> **TO BE DONE**:
Your task is to repeat the entries exactly. Leave the pictures out.
────────────────────
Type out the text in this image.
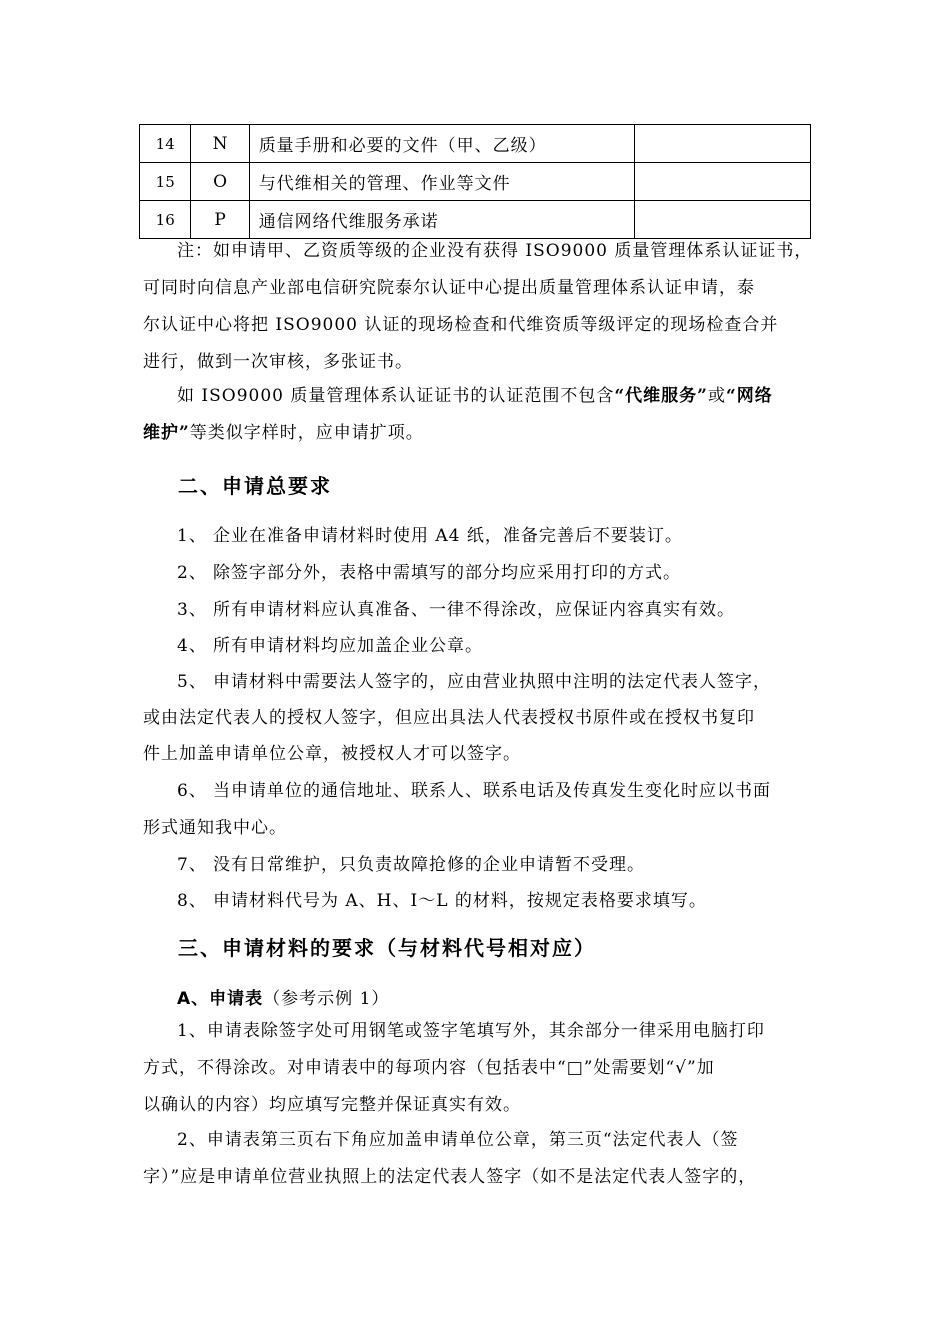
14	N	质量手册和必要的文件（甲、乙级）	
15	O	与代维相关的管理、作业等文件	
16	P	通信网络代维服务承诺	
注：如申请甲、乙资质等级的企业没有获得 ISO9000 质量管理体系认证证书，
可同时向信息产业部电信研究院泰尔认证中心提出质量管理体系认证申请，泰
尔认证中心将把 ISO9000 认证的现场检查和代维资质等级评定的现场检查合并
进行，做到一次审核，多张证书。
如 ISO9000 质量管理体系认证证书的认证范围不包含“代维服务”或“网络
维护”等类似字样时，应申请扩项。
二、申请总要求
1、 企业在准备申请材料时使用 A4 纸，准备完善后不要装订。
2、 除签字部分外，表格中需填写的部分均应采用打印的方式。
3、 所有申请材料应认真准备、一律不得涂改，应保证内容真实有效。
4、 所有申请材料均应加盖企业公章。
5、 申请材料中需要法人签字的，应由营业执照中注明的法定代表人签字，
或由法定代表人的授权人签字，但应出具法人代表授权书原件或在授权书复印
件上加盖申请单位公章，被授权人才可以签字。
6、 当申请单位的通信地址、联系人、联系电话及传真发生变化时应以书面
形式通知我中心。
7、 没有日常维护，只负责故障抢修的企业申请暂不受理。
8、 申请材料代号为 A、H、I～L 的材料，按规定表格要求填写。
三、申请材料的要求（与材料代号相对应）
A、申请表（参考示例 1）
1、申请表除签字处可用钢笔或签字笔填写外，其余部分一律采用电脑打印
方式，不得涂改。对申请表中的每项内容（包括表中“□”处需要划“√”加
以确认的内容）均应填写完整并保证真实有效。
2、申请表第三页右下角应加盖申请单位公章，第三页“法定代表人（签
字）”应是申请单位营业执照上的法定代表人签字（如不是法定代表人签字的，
────────────────────
> **OUTPUT FOR THIS TASK**:
Type out the text in this image.
14	N	质量手册和必要的文件（甲、乙级）	
15	O	与代维相关的管理、作业等文件	
16	P	通信网络代维服务承诺	
注：如申请甲、乙资质等级的企业没有获得 ISO9000 质量管理体系认证证书，
可同时向信息产业部电信研究院泰尔认证中心提出质量管理体系认证申请，泰
尔认证中心将把 ISO9000 认证的现场检查和代维资质等级评定的现场检查合并
进行，做到一次审核，多张证书。
如 ISO9000 质量管理体系认证证书的认证范围不包含“代维服务”或“网络
维护”等类似字样时，应申请扩项。
二、申请总要求
1、 企业在准备申请材料时使用 A4 纸，准备完善后不要装订。
2、 除签字部分外，表格中需填写的部分均应采用打印的方式。
3、 所有申请材料应认真准备、一律不得涂改，应保证内容真实有效。
4、 所有申请材料均应加盖企业公章。
5、 申请材料中需要法人签字的，应由营业执照中注明的法定代表人签字，
或由法定代表人的授权人签字，但应出具法人代表授权书原件或在授权书复印
件上加盖申请单位公章，被授权人才可以签字。
6、 当申请单位的通信地址、联系人、联系电话及传真发生变化时应以书面
形式通知我中心。
7、 没有日常维护，只负责故障抢修的企业申请暂不受理。
8、 申请材料代号为 A、H、I～L 的材料，按规定表格要求填写。
三、申请材料的要求（与材料代号相对应）
A、申请表（参考示例 1）
1、申请表除签字处可用钢笔或签字笔填写外，其余部分一律采用电脑打印
方式，不得涂改。对申请表中的每项内容（包括表中“□”处需要划“√”加
以确认的内容）均应填写完整并保证真实有效。
2、申请表第三页右下角应加盖申请单位公章，第三页“法定代表人（签
字）”应是申请单位营业执照上的法定代表人签字（如不是法定代表人签字的，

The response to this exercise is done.